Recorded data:
————————

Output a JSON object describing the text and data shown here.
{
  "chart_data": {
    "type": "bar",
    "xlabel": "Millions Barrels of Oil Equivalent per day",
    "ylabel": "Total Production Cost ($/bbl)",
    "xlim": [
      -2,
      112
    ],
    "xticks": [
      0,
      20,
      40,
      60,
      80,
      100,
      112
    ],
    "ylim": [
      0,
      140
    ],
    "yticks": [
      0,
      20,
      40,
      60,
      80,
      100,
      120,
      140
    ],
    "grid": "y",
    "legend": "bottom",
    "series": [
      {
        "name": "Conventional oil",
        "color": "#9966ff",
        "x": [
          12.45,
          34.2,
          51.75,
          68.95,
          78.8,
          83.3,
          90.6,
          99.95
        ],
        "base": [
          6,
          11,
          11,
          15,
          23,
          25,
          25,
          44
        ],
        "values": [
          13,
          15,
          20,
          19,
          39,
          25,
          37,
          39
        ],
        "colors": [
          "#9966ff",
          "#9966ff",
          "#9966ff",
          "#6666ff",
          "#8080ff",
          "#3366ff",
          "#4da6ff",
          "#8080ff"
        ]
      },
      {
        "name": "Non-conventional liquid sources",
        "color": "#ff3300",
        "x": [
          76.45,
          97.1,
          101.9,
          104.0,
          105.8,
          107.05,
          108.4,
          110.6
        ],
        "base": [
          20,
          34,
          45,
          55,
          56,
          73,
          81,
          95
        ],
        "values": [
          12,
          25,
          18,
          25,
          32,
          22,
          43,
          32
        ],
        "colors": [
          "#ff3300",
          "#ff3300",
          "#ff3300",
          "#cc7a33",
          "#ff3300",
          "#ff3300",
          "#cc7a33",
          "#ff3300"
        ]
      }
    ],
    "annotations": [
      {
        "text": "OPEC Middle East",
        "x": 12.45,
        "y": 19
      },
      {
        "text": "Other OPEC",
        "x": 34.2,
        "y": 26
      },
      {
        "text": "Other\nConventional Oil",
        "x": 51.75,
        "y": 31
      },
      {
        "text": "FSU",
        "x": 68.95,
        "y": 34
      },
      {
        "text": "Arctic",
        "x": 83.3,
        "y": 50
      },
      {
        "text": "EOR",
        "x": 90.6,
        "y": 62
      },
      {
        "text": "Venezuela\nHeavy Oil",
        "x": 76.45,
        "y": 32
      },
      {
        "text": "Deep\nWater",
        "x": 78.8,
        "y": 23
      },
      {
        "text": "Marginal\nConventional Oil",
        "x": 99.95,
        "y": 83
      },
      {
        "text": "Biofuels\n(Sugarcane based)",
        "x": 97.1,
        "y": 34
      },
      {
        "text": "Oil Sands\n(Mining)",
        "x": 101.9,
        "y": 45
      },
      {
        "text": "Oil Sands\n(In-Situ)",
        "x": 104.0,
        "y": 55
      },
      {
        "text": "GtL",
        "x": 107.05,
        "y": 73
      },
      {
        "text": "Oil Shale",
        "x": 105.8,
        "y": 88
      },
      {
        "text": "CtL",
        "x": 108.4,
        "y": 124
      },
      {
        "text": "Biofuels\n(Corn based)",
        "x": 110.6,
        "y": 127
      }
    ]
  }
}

————————

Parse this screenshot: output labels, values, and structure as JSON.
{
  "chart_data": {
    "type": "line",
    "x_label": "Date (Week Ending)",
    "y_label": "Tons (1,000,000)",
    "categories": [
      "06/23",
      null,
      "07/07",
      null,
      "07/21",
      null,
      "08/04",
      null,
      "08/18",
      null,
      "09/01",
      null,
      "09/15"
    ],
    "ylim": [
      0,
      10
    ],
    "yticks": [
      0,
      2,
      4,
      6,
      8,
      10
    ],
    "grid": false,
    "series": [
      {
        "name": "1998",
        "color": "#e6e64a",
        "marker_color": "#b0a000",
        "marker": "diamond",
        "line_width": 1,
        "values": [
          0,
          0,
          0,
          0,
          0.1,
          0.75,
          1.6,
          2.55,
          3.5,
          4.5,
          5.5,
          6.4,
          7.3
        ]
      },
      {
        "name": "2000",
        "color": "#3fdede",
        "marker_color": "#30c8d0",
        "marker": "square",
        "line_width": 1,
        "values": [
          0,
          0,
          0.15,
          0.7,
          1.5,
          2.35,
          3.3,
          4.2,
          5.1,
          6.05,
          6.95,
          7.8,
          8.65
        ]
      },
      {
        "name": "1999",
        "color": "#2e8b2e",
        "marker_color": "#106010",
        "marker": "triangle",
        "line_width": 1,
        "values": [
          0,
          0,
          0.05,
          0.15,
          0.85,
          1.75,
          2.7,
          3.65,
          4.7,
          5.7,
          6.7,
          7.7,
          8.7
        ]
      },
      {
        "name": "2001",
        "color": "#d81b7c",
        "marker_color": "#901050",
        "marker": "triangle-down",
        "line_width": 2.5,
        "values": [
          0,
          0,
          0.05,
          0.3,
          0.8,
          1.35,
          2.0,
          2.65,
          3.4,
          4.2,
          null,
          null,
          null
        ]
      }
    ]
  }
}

————————

* WHAT YOU ARE ASKED TO DO
Gather every line from the entries above where the word "nConventional" appears, and copy them.

* WRITTEN RESPONSE
        "text": "Other\nConventional Oil",
        "text": "Marginal\nConventional Oil",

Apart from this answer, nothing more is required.